Records for processing
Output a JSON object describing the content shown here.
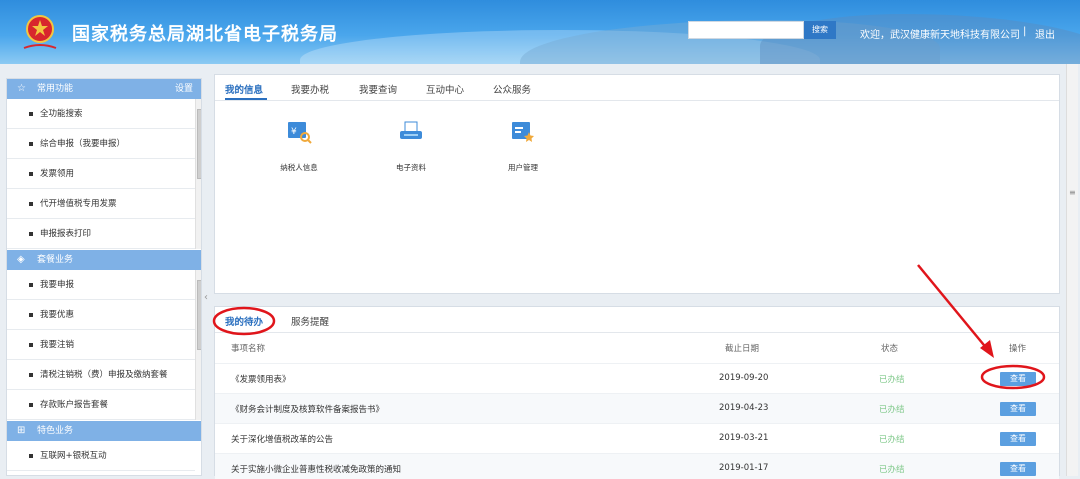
{
  "header": {
    "title": "国家税务总局湖北省电子税务局",
    "search_button": "搜索",
    "welcome": "欢迎，武汉健康新天地科技有限公司",
    "separator": "|",
    "logout": "退出"
  },
  "sidebar": {
    "sections": [
      {
        "title": "常用功能",
        "settings": "设置",
        "items": [
          "全功能搜索",
          "综合申报（我要申报）",
          "发票领用",
          "代开增值税专用发票",
          "申报报表打印"
        ]
      },
      {
        "title": "套餐业务",
        "items": [
          "我要申报",
          "我要优惠",
          "我要注销",
          "清税注销税（费）申报及缴纳套餐",
          "存款账户报告套餐"
        ]
      },
      {
        "title": "特色业务",
        "items": [
          "互联网+银税互动"
        ]
      }
    ]
  },
  "top_panel": {
    "tabs": [
      "我的信息",
      "我要办税",
      "我要查询",
      "互动中心",
      "公众服务"
    ],
    "tiles": [
      {
        "label": "纳税人信息",
        "icon": "taxpayer-info-icon"
      },
      {
        "label": "电子资料",
        "icon": "electronic-data-icon"
      },
      {
        "label": "用户管理",
        "icon": "user-management-icon"
      }
    ]
  },
  "todo_panel": {
    "tabs": [
      "我的待办",
      "服务提醒"
    ],
    "columns": [
      "事项名称",
      "截止日期",
      "状态",
      "操作"
    ],
    "rows": [
      {
        "name": "《发票领用表》",
        "deadline": "2019-09-20",
        "status": "已办结",
        "action": "查看"
      },
      {
        "name": "《财务会计制度及核算软件备案报告书》",
        "deadline": "2019-04-23",
        "status": "已办结",
        "action": "查看"
      },
      {
        "name": "关于深化增值税改革的公告",
        "deadline": "2019-03-21",
        "status": "已办结",
        "action": "查看"
      },
      {
        "name": "关于实施小微企业普惠性税收减免政策的通知",
        "deadline": "2019-01-17",
        "status": "已办结",
        "action": "查看"
      }
    ]
  },
  "colors": {
    "header_blue": "#2f8ddd",
    "section_head": "#7fb1e6",
    "accent": "#2a6fbf",
    "button": "#5b9fe0",
    "status_done": "#7fc88a",
    "annotation_red": "#e0151b"
  }
}
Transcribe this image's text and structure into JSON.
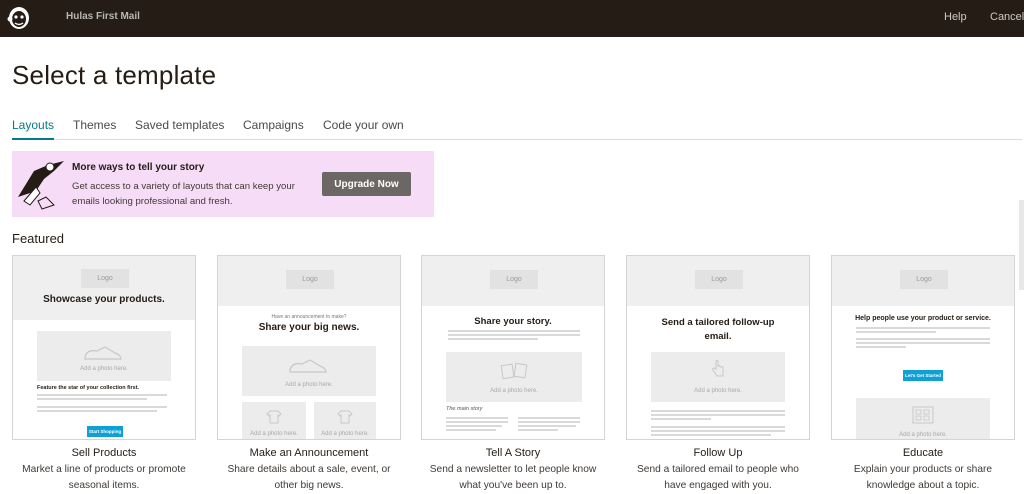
{
  "topbar": {
    "campaign_name": "Hulas First Mail",
    "help": "Help",
    "cancel": "Cancel"
  },
  "page_title": "Select a template",
  "tabs": [
    {
      "label": "Layouts",
      "active": true
    },
    {
      "label": "Themes",
      "active": false
    },
    {
      "label": "Saved templates",
      "active": false
    },
    {
      "label": "Campaigns",
      "active": false
    },
    {
      "label": "Code your own",
      "active": false
    }
  ],
  "promo": {
    "title": "More ways to tell your story",
    "text": "Get access to a variety of layouts that can keep your emails looking professional and fresh.",
    "button": "Upgrade Now"
  },
  "featured_heading": "Featured",
  "templates": [
    {
      "title": "Sell Products",
      "description": "Market a line of products or promote seasonal items.",
      "thumb": {
        "logo": "Logo",
        "headline": "Showcase your products.",
        "photo": "Add a photo here.",
        "feature": "Feature the star of your collection first.",
        "button": "Start Shopping"
      }
    },
    {
      "title": "Make an Announcement",
      "description": "Share details about a sale, event, or other big news.",
      "thumb": {
        "logo": "Logo",
        "kicker": "Have an announcement to make?",
        "headline": "Share your big news.",
        "photo": "Add a photo here.",
        "photo_small_1": "Add a photo here.",
        "photo_small_2": "Add a photo here."
      }
    },
    {
      "title": "Tell A Story",
      "description": "Send a newsletter to let people know what you've been up to.",
      "thumb": {
        "logo": "Logo",
        "headline": "Share your story.",
        "photo": "Add a photo here.",
        "main_story": "The main story"
      }
    },
    {
      "title": "Follow Up",
      "description": "Send a tailored email to people who have engaged with you.",
      "thumb": {
        "logo": "Logo",
        "headline": "Send a tailored follow-up email.",
        "photo": "Add a photo here."
      }
    },
    {
      "title": "Educate",
      "description": "Explain your products or share knowledge about a topic.",
      "thumb": {
        "logo": "Logo",
        "headline": "Help people use your product or service.",
        "button": "Let's Get Started",
        "photo": "Add a photo here."
      }
    }
  ],
  "colors": {
    "topbar": "#241c15",
    "accent": "#007c89",
    "promo_bg": "#f6dcf7",
    "upgrade_btn": "#6b6764",
    "thumb_button": "#11a0d3"
  }
}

Task brief
Going through the entries above, report how many lines include the string "Help". The number alone is the answer.

Output
2